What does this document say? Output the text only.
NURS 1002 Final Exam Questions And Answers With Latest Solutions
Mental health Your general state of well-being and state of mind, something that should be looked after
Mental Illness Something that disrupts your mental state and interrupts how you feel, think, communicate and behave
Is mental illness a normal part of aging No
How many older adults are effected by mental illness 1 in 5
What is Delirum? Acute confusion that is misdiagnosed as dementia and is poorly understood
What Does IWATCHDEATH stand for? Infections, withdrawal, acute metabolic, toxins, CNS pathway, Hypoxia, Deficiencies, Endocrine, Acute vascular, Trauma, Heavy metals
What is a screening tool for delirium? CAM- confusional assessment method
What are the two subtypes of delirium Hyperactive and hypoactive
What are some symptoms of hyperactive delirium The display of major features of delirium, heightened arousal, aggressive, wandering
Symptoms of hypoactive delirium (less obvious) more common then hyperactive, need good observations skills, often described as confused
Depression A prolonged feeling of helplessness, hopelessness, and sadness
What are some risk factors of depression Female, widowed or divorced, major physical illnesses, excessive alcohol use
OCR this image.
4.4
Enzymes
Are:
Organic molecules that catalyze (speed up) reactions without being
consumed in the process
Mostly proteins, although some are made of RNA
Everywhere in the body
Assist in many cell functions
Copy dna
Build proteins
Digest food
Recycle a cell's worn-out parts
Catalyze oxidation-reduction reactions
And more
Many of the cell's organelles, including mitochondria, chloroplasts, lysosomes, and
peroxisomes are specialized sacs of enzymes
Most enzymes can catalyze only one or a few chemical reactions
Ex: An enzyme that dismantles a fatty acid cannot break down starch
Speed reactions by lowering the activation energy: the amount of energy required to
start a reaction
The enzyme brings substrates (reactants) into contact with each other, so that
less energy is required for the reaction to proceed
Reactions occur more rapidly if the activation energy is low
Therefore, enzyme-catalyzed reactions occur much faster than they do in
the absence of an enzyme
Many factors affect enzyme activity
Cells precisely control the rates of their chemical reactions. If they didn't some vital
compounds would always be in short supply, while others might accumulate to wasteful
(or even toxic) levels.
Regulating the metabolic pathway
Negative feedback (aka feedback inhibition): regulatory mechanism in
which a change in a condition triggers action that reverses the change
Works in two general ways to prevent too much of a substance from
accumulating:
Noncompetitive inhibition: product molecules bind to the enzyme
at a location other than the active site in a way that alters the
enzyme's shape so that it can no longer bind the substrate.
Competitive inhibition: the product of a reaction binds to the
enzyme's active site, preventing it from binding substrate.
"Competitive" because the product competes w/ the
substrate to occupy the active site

═══

### REQUIRED ACTION
Every line of the listing that includes "general" must be shown.

### ANSWER TO THE EXERCISE
Mental health Your general state of well-being and state of mind, something that should be looked after
Works in two general ways to prevent too much of a substance from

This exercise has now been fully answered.